Award Information
Description of original award (Fiscal Year 2021, $550,000)
Abstract
The Departments of Psychiatry and Psychology at Rowan University School of Osteopathic Medicine, the lead mental health agency, in partnership with the Atlantic County Sheriff’s Office, requests $550,000 over three years to develop the Crisis Outreach during Police Encounters Response System (Project COPE). Services will be delivered in the high-poverty area of Atlantic City, New Jersey, with the goal to improve public safety responses and outcomes for individuals with mental illness (MI) and co-occurring mental illness and substance abuse (CMISA). Project COPE will use a Co-Responder Team (CRT) model where Crisis Intervention Team (CIT) trained police officers, and a social worker will work together to implement real-time interventions during law enforcement encounters to assess the needs of adults with MI and CMISA, evaluate opportunities for diversion, and connect individuals to treatment. Project COPE will interface with the Sheriff’s Hope One Mobile Unit, where peer support specialists with lived experience will help to engage individuals into treatment and provide follow-up support.
A planning phase will include the formation of the Co-Responder Team, the development of a Project COPE training curriculum/toolkit, and training CIT officers on the CRT model. During the implementation phase, Project COPE will be deployed in the field, and individuals connected to treatment and a public messaging campaign will be implemented to build community awareness. Priority areas include: (1) promoting CIT and CRT strategies to help law enforcement to identify and reduce harm to individuals with MI or CMISA; (2) applying gender-specific CIT and CRT strategies to divert female offenders with MI or CMISA to treatment; (3) using CIT and CRT synergistically to reduce MI-related arrests, and (4) implementing validated triage assessments in the field and evidence-based assessments for treatment referrals.

* [Tasks and exercises]:
A) According to the award abstract, how much funding is requested, and over what period?
B) Pick up the Project COPE award abstract after its final sentence and continue writing it.
The material that follows is not needed for any of this work.

Dataset records:

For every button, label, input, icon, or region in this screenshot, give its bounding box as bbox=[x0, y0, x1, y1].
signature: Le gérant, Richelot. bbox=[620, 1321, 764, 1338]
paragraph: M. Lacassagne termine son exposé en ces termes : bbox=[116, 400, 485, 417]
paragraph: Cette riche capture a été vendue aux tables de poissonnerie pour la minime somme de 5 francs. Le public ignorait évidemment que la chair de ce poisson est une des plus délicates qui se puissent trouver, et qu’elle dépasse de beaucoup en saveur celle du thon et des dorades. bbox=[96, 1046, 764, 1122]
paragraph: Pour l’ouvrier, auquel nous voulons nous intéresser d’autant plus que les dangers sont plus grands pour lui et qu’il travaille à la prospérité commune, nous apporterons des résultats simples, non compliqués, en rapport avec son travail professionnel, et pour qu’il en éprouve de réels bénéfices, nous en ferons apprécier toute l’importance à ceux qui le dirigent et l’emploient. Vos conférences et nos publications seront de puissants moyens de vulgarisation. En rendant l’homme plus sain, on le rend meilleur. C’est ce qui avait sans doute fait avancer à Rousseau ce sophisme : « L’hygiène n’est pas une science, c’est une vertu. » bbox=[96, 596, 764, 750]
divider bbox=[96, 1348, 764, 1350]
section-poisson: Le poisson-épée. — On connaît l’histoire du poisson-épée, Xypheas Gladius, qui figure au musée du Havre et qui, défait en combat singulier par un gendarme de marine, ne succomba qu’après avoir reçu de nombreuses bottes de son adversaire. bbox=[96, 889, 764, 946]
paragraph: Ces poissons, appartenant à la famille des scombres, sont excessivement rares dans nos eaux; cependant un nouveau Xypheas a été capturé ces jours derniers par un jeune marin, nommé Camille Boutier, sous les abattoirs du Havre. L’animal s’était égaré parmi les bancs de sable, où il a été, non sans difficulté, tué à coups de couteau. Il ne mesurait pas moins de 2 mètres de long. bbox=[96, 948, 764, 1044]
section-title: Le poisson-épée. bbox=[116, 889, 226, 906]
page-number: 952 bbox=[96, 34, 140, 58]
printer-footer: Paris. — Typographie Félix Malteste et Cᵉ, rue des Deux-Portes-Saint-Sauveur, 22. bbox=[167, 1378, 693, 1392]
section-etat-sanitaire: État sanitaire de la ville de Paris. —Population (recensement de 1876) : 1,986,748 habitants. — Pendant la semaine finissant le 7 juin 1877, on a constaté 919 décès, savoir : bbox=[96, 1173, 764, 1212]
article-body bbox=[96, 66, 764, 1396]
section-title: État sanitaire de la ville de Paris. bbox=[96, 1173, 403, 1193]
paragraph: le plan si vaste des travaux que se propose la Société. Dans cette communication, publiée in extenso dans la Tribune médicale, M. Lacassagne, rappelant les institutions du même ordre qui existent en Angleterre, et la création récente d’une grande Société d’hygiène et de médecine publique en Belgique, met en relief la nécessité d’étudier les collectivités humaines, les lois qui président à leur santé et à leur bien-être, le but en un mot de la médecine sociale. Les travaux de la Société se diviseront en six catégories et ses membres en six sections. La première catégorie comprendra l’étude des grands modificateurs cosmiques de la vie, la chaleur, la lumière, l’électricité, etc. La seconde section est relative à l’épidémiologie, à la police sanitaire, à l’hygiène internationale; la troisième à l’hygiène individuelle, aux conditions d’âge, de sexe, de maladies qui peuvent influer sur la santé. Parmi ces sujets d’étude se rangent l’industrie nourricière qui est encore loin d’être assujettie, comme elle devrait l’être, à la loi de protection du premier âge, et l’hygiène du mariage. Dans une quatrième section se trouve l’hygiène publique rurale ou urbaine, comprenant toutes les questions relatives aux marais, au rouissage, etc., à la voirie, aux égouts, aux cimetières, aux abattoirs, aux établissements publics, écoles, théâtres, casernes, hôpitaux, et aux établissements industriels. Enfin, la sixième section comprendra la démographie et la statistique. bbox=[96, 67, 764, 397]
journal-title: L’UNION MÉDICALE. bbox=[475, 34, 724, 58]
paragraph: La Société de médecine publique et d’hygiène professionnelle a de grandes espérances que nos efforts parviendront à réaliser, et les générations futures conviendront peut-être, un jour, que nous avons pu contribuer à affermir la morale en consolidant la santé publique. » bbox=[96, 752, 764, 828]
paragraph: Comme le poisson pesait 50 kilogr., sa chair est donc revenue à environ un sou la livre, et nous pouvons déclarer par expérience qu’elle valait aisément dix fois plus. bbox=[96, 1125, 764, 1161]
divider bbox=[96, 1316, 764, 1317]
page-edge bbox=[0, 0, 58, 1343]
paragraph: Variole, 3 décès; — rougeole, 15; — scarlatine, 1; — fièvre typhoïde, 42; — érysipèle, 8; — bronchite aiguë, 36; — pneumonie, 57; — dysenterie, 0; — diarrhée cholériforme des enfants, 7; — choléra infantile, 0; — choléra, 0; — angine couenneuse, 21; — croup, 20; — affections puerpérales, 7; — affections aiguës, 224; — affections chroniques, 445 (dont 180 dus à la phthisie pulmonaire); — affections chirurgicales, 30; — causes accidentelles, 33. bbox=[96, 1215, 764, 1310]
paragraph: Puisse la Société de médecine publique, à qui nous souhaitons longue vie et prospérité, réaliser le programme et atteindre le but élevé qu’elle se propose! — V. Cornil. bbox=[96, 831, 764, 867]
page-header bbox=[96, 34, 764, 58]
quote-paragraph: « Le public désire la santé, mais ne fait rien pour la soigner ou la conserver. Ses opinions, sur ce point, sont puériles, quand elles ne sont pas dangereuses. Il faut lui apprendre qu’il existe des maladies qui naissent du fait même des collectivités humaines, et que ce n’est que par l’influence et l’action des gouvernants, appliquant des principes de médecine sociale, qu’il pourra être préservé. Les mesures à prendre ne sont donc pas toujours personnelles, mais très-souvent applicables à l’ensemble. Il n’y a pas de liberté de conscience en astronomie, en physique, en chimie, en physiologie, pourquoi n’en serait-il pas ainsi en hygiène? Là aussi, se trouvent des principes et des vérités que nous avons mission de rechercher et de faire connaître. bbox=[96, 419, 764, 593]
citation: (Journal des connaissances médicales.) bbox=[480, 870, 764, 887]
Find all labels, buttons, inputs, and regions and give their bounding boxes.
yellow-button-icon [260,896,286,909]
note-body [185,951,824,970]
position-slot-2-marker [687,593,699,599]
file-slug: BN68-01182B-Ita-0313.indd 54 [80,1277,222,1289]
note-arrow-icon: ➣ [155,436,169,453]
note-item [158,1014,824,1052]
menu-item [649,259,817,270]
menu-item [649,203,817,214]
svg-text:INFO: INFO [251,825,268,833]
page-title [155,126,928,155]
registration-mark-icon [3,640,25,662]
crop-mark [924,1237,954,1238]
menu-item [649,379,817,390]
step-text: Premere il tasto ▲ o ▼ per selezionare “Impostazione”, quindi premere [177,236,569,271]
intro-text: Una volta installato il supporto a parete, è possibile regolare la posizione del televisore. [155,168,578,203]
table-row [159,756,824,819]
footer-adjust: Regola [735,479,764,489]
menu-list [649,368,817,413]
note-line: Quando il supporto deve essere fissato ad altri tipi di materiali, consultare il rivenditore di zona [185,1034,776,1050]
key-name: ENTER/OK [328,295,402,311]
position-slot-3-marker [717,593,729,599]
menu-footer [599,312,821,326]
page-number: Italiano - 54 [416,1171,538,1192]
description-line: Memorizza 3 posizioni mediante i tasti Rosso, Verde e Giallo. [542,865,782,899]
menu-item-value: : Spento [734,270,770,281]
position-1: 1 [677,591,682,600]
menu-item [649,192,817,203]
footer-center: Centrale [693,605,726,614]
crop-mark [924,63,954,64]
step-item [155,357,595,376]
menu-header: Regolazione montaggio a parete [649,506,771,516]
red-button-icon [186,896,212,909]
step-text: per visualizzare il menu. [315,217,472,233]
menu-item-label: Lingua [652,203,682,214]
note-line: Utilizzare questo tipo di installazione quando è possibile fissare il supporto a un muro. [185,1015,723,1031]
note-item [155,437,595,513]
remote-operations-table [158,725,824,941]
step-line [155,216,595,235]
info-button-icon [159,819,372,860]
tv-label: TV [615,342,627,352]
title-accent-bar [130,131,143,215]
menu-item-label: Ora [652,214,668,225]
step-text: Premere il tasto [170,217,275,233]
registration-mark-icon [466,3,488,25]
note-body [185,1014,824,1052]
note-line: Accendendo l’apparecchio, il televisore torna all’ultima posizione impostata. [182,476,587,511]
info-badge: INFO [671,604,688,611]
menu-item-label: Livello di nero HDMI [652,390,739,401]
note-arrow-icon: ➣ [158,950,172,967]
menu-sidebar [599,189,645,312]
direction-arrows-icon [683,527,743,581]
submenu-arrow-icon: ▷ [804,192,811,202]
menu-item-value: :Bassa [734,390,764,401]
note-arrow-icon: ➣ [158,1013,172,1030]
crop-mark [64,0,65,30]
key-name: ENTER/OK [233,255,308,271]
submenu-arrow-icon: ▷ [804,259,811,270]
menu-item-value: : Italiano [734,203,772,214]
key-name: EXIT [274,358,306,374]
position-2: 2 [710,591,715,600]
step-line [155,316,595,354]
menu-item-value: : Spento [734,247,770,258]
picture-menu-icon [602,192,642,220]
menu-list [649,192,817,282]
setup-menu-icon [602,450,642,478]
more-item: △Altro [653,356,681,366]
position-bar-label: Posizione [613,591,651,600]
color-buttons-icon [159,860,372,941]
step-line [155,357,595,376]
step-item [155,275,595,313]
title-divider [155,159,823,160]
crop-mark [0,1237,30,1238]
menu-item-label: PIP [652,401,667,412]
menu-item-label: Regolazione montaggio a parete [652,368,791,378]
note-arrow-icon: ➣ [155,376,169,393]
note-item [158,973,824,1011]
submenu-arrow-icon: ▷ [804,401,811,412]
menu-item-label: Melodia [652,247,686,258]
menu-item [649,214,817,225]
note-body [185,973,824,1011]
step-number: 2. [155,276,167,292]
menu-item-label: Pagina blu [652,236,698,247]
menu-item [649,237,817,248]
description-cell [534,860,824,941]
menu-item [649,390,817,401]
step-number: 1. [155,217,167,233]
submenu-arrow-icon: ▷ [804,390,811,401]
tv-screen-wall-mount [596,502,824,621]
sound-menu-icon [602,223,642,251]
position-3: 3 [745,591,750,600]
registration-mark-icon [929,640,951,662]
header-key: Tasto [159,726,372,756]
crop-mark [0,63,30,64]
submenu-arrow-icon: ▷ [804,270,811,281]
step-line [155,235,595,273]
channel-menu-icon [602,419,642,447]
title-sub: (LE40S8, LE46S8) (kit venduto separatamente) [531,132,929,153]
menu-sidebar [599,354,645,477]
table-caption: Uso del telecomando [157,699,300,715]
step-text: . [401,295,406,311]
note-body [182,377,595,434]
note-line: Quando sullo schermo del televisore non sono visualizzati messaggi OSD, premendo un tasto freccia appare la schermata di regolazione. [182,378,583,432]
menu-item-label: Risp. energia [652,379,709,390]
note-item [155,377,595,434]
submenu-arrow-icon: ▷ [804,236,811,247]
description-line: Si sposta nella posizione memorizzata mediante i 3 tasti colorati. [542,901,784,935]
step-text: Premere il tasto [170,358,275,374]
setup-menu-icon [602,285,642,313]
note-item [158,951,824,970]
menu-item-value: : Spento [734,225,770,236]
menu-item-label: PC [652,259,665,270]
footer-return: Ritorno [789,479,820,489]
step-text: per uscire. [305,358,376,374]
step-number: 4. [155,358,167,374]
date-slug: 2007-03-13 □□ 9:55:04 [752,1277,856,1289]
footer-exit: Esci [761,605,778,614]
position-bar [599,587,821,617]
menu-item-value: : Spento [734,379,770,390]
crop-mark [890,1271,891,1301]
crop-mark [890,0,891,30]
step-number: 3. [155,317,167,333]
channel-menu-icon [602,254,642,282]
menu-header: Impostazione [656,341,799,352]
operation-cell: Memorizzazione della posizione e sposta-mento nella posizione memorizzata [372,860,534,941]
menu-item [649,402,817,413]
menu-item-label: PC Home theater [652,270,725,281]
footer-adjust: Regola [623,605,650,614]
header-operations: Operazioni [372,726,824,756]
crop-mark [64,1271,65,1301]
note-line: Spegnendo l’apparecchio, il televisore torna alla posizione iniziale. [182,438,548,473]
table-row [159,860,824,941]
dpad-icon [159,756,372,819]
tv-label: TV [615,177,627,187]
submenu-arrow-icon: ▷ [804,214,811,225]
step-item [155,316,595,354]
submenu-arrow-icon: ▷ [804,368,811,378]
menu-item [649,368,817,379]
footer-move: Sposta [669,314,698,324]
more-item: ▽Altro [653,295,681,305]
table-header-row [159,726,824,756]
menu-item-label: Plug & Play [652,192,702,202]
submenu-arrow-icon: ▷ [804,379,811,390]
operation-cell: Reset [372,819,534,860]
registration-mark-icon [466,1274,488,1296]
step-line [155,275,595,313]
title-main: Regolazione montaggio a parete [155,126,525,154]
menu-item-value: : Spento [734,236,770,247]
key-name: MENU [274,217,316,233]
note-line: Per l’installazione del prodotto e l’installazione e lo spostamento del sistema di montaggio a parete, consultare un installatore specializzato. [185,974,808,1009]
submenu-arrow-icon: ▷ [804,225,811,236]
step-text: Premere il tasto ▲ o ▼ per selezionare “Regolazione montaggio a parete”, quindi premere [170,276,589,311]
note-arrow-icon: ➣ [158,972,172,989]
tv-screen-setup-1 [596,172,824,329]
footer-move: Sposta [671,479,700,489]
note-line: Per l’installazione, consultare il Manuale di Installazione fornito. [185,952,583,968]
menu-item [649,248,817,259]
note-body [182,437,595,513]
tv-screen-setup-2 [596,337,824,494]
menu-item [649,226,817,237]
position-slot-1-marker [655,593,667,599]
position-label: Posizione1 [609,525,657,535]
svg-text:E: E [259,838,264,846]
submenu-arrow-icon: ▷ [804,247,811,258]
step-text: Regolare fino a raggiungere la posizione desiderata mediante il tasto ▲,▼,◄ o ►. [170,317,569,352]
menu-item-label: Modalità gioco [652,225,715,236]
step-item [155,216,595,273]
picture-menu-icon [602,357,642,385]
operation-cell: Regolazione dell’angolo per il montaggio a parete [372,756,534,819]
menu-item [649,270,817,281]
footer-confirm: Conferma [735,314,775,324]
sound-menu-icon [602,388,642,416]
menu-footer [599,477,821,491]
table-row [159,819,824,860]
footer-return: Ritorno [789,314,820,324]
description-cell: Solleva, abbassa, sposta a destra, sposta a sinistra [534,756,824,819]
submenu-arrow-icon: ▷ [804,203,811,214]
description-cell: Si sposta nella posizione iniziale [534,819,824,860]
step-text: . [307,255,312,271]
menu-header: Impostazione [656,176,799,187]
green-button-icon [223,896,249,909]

* [Responses to the tasks]:
A) $550,000 over three years.

B)
The target population will be adults with MI or CMISA with a focus on female offenders with histories of trauma. The service area is Atlantic City, New Jersey, where 37.1% of its 37,743 residents live in poverty and where numerous law enforcement encounters involve individuals with MI and CMISA. Deliverables include 1) developing the Project COPE Response System, 2) forming the CRT team with a CIT officer and social worker, 3) training 25 CIT officers on CRT, 4) engaging 200 individuals with MI and CMISA into services, 5) developing a best practices toolkit, and 6) building awareness and community support through outreach events. RowanSOM has never received a JMHCP grant. The subcontractor is the Atlantic County Sheriff’s Office.